▸ Short problem: Copy every line in which the string "near" occurs.

▸ Supplied records:
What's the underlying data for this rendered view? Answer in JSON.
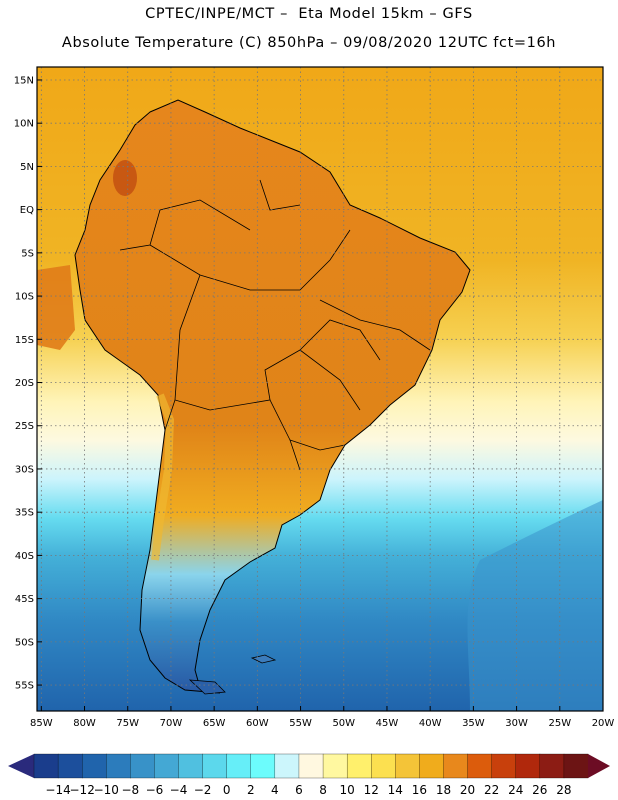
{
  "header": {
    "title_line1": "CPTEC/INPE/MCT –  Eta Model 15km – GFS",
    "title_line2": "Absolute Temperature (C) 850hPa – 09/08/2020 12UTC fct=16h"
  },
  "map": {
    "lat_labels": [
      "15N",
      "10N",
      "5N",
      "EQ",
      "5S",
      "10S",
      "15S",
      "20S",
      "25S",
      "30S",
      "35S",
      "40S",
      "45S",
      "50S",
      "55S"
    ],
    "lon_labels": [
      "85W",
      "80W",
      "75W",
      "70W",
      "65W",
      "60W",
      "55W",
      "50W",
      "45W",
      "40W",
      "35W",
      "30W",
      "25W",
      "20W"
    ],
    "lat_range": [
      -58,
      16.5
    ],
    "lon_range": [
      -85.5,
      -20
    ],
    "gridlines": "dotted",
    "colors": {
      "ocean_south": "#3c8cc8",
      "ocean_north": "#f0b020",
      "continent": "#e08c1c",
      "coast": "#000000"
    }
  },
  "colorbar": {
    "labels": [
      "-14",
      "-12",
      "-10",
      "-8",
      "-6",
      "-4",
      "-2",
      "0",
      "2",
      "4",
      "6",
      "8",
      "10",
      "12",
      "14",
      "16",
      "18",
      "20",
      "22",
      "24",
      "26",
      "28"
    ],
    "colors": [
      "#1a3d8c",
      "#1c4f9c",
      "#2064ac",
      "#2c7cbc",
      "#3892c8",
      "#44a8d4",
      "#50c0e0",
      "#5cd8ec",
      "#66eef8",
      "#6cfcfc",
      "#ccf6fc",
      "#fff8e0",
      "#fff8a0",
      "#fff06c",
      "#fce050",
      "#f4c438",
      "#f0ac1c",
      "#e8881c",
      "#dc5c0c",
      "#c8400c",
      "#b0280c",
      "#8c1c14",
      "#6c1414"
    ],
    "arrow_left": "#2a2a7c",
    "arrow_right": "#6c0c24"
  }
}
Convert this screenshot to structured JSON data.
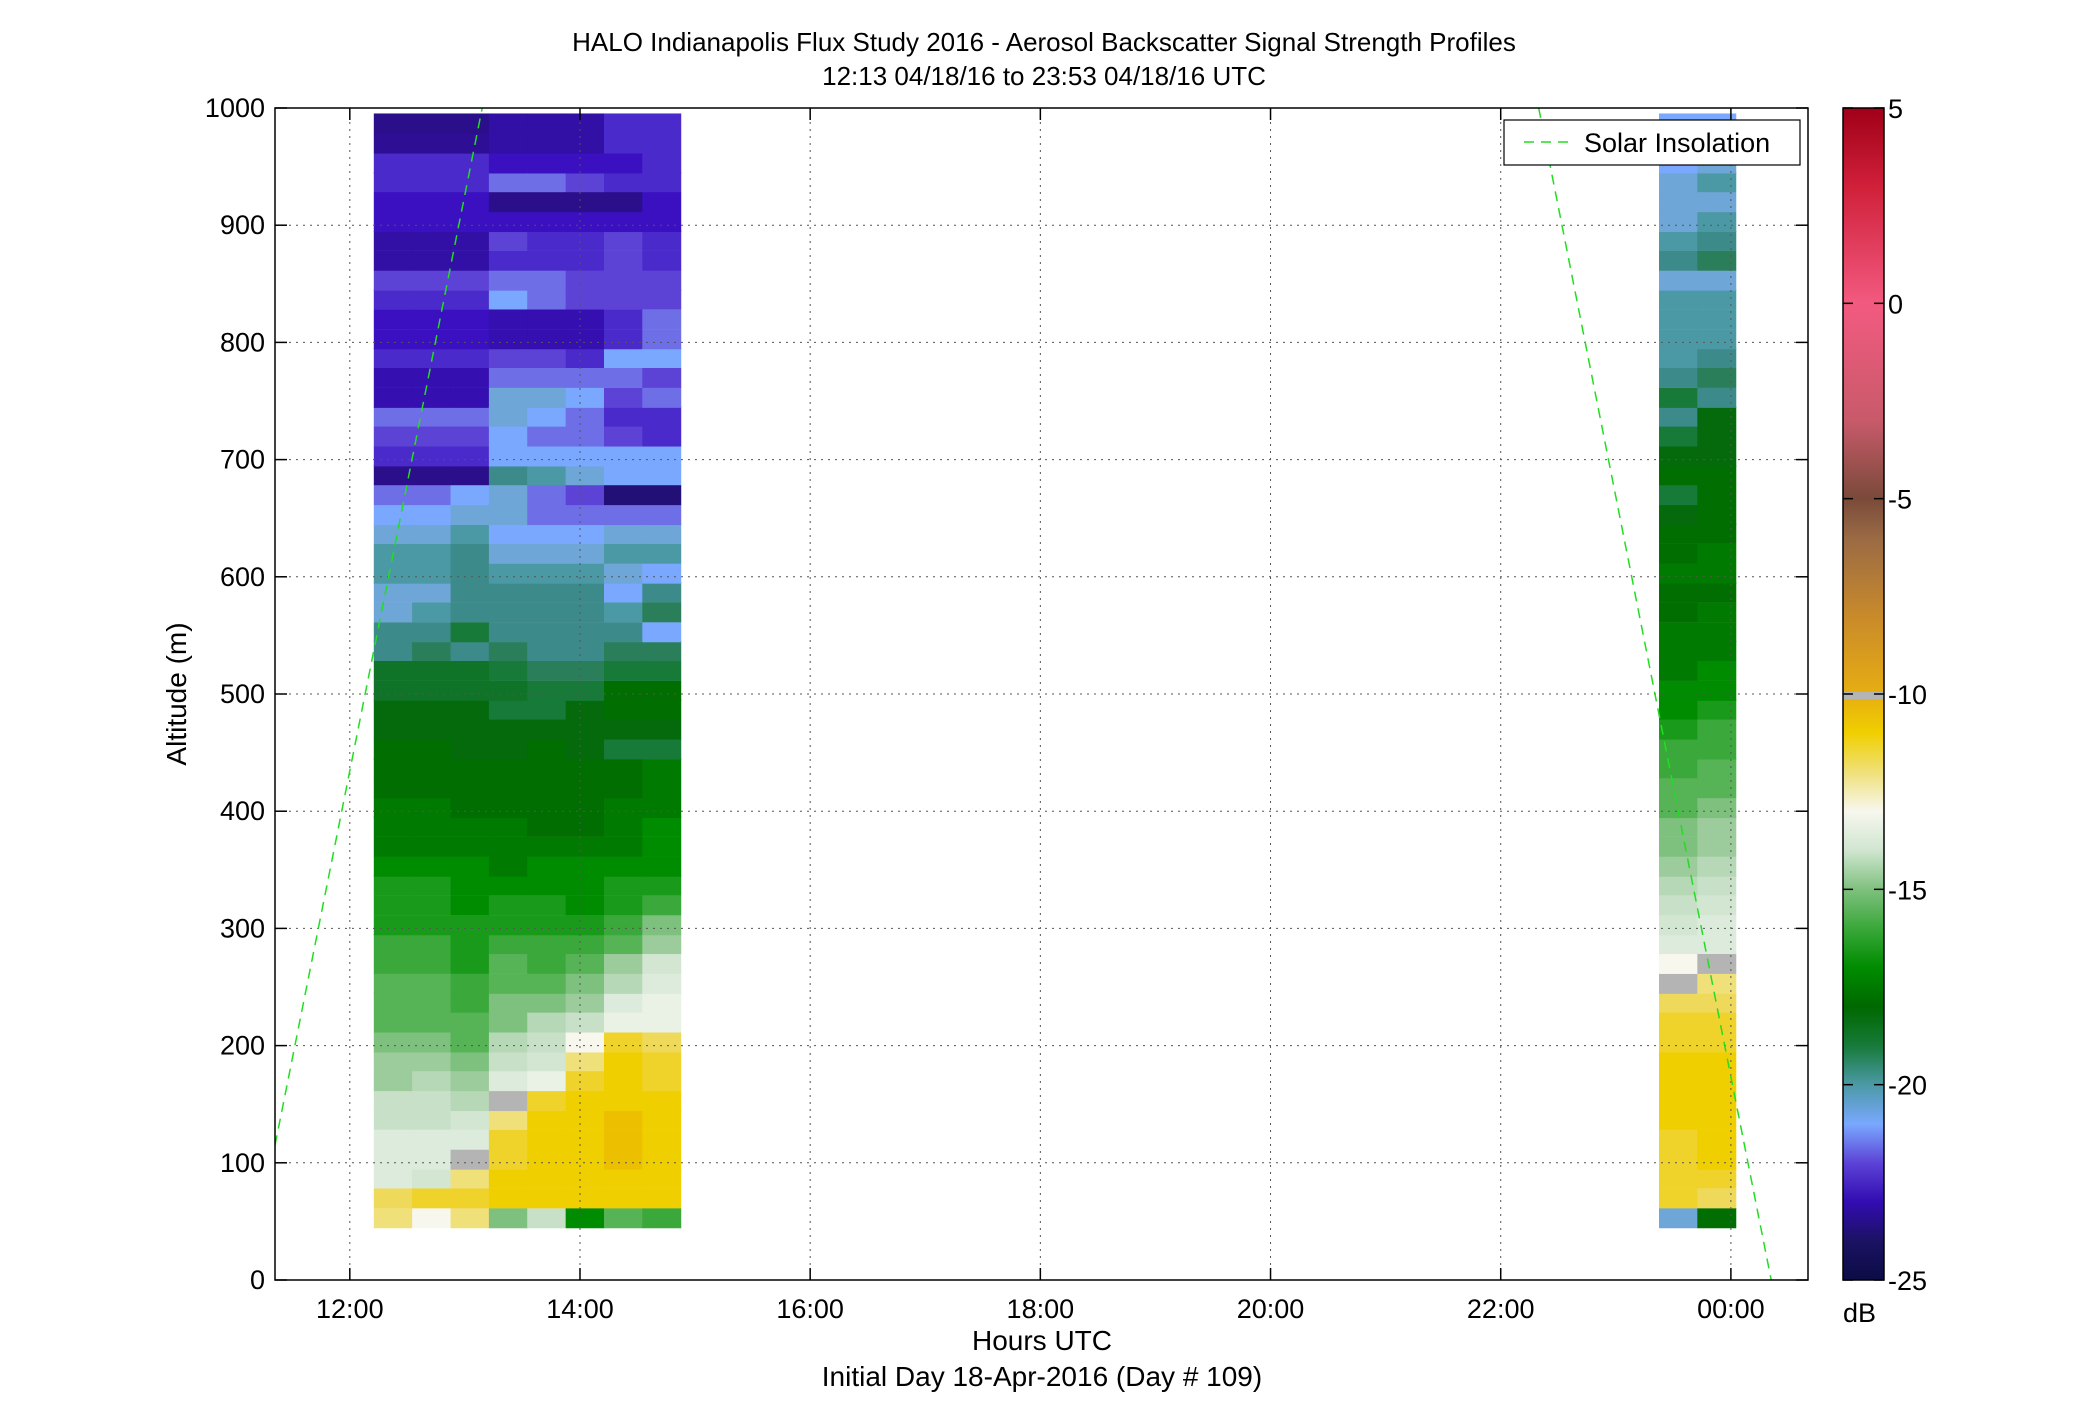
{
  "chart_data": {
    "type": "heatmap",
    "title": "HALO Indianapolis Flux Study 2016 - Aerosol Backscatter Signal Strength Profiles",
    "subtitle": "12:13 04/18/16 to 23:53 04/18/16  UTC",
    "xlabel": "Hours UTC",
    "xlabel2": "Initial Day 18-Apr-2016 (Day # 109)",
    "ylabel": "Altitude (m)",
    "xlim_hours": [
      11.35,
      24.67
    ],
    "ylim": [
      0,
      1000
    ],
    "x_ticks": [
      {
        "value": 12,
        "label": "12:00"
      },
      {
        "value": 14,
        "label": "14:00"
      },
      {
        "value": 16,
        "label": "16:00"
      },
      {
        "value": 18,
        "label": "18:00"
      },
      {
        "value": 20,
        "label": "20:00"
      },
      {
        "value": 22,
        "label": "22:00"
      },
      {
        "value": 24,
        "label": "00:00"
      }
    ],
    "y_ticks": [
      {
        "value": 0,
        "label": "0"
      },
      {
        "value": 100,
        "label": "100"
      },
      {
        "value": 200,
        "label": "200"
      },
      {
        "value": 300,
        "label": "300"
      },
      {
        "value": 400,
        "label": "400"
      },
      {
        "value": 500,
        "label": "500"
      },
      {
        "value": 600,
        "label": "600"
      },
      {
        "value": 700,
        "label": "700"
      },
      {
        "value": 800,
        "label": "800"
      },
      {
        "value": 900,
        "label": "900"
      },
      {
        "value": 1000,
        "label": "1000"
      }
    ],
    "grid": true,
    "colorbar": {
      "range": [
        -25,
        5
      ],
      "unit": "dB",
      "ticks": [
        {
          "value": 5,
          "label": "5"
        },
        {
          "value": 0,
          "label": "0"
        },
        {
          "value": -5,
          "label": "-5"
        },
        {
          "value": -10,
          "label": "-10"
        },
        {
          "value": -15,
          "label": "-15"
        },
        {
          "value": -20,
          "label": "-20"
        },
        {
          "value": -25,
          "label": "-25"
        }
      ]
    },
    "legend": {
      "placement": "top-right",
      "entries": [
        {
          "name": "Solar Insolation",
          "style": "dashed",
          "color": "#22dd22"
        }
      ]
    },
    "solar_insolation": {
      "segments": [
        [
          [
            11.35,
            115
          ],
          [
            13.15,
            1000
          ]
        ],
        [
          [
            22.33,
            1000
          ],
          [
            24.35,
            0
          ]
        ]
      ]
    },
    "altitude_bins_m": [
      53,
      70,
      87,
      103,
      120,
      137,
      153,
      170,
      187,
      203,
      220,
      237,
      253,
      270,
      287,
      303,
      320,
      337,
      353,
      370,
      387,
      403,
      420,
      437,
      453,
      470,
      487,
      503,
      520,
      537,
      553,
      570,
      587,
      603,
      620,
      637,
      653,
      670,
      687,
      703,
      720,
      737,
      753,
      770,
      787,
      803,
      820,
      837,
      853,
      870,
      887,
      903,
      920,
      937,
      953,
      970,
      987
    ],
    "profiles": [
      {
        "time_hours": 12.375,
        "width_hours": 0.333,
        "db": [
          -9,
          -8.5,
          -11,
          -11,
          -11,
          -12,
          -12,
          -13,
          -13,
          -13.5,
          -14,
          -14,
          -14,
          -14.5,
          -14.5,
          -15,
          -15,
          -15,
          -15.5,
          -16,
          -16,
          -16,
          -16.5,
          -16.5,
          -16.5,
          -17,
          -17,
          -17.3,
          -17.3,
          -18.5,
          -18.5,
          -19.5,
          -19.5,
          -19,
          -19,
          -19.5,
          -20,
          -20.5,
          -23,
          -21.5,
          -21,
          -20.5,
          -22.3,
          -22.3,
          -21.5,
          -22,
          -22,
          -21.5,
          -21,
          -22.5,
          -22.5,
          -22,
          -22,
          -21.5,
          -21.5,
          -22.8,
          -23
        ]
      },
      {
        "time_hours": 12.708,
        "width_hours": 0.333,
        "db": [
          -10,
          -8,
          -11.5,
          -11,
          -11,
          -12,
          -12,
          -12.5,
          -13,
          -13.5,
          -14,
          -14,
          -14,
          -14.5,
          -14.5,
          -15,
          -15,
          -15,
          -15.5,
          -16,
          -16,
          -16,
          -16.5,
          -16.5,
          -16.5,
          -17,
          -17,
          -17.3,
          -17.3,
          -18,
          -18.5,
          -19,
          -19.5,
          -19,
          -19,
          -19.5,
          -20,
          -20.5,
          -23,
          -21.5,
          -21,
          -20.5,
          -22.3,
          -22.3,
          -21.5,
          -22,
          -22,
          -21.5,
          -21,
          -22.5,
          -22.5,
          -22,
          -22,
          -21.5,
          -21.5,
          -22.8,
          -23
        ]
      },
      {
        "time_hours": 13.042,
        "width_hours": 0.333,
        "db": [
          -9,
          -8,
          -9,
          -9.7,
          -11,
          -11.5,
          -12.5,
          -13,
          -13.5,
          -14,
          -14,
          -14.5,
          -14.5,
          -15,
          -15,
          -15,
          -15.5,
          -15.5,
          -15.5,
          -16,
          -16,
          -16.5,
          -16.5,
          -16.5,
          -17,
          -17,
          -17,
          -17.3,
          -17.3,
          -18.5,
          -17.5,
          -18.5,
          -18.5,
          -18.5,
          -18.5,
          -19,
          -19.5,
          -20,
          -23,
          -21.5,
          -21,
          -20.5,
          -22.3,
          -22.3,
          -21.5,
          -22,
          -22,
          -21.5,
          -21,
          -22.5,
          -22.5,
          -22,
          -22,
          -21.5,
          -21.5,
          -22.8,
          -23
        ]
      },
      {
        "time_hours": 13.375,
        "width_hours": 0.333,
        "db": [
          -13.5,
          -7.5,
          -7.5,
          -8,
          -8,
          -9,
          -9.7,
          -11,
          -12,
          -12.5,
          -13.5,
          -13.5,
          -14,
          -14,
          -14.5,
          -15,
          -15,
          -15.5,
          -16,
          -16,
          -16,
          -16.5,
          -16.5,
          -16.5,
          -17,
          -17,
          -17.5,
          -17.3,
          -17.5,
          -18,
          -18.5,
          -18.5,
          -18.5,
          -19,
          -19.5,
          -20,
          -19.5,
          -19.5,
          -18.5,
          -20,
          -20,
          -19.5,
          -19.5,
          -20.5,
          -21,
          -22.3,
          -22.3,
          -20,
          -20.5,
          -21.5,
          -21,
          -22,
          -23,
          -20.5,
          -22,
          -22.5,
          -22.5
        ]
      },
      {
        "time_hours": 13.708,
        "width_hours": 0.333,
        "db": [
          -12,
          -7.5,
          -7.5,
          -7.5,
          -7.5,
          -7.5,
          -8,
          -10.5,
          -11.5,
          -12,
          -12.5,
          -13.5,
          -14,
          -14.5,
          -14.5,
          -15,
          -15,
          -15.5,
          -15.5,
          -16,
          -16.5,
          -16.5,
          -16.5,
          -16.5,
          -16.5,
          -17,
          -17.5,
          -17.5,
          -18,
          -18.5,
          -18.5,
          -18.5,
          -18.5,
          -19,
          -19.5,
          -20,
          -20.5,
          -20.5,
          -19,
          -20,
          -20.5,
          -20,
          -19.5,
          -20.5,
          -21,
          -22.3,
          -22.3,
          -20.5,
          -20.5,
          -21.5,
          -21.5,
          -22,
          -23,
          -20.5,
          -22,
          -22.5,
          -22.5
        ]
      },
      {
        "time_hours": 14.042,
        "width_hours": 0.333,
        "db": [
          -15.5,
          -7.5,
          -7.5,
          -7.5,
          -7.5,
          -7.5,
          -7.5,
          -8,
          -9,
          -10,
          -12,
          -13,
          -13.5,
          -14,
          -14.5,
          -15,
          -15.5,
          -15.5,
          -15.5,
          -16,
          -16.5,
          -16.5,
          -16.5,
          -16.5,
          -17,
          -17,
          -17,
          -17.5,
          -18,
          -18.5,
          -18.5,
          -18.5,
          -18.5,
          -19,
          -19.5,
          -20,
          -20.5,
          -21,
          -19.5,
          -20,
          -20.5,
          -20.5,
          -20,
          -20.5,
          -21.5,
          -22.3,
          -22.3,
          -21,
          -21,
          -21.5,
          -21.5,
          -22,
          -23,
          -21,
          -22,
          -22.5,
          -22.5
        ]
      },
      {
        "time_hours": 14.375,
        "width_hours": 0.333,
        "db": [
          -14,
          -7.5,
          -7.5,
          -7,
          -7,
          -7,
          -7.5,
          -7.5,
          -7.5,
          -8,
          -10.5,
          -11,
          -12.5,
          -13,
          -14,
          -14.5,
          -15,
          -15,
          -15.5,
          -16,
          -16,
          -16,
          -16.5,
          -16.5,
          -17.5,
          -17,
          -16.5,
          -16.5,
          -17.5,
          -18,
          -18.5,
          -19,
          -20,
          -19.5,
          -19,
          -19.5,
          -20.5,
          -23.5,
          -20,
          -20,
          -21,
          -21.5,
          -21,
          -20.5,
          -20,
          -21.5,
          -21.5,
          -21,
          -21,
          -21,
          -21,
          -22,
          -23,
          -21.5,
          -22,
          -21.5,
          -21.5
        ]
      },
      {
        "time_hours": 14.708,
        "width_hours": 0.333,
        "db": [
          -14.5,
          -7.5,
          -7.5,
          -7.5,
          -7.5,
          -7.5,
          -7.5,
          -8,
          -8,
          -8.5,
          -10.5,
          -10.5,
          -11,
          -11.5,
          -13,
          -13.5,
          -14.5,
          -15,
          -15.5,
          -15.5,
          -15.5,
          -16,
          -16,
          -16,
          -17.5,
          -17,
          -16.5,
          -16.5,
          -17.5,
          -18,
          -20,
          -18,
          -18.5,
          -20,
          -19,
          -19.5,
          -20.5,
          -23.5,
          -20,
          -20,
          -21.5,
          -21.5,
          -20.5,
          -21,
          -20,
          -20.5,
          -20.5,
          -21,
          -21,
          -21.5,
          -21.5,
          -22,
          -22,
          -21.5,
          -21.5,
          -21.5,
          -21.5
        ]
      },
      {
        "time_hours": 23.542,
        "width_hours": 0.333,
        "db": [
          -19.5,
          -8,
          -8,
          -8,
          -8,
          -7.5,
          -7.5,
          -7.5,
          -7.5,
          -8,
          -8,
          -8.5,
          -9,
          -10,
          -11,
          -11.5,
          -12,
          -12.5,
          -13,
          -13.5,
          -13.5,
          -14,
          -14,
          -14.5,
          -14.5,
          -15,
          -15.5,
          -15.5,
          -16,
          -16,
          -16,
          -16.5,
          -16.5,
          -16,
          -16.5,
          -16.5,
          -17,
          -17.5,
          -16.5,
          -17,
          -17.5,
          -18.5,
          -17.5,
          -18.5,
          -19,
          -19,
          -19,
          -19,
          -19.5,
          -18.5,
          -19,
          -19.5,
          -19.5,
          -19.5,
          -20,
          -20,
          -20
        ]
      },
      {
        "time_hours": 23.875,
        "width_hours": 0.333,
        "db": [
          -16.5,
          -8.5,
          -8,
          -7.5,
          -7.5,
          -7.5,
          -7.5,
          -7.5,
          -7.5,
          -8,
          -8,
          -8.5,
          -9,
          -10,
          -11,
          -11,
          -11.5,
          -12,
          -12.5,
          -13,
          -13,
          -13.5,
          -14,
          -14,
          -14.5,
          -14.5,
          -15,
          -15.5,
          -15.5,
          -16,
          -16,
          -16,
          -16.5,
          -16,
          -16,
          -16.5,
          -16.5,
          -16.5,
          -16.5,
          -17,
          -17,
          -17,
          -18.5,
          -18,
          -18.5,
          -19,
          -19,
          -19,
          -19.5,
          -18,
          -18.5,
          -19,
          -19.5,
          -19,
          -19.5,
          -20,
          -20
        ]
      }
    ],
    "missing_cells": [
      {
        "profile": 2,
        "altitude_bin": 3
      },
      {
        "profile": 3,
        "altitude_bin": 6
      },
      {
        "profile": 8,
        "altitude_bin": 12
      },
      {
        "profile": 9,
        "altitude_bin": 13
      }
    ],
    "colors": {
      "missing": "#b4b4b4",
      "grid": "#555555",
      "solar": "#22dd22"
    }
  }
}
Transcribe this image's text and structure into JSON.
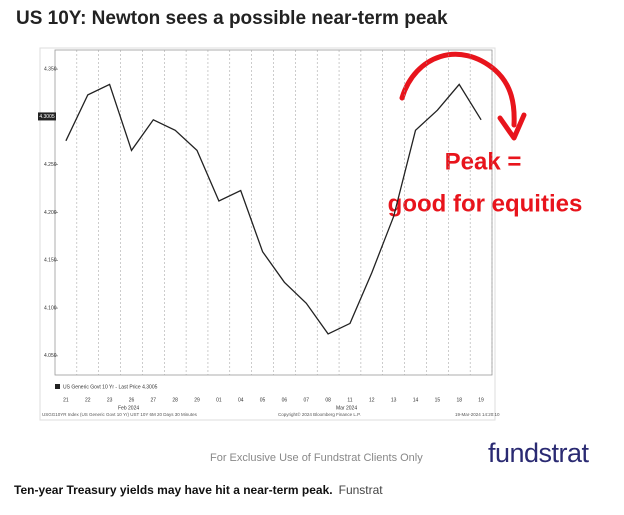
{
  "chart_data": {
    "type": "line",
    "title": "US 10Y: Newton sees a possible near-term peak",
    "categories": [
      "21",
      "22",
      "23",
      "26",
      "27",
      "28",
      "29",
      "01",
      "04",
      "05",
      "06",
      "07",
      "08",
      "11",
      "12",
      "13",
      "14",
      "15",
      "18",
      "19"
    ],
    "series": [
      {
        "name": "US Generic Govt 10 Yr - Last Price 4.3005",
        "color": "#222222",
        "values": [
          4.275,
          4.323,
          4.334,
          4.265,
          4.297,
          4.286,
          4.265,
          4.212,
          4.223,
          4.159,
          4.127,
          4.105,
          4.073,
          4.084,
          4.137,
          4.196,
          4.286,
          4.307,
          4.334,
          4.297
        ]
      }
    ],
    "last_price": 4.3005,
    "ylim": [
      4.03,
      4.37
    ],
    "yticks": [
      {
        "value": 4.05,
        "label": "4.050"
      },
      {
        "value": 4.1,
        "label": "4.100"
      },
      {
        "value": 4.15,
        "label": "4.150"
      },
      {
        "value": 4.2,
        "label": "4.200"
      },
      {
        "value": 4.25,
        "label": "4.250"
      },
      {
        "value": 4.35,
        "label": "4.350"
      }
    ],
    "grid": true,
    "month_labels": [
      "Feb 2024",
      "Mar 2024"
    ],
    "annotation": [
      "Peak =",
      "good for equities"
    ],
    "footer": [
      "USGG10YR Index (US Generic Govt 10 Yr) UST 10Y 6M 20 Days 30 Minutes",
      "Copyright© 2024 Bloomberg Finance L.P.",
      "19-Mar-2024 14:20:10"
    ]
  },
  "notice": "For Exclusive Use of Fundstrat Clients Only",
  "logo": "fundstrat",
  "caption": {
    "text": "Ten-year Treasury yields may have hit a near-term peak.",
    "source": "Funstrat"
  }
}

▸ Response to the task:
    "title": "US 10Y: Newton sees a possible near-term peak",
    "text": "Ten-year Treasury yields may have hit a near-term peak.",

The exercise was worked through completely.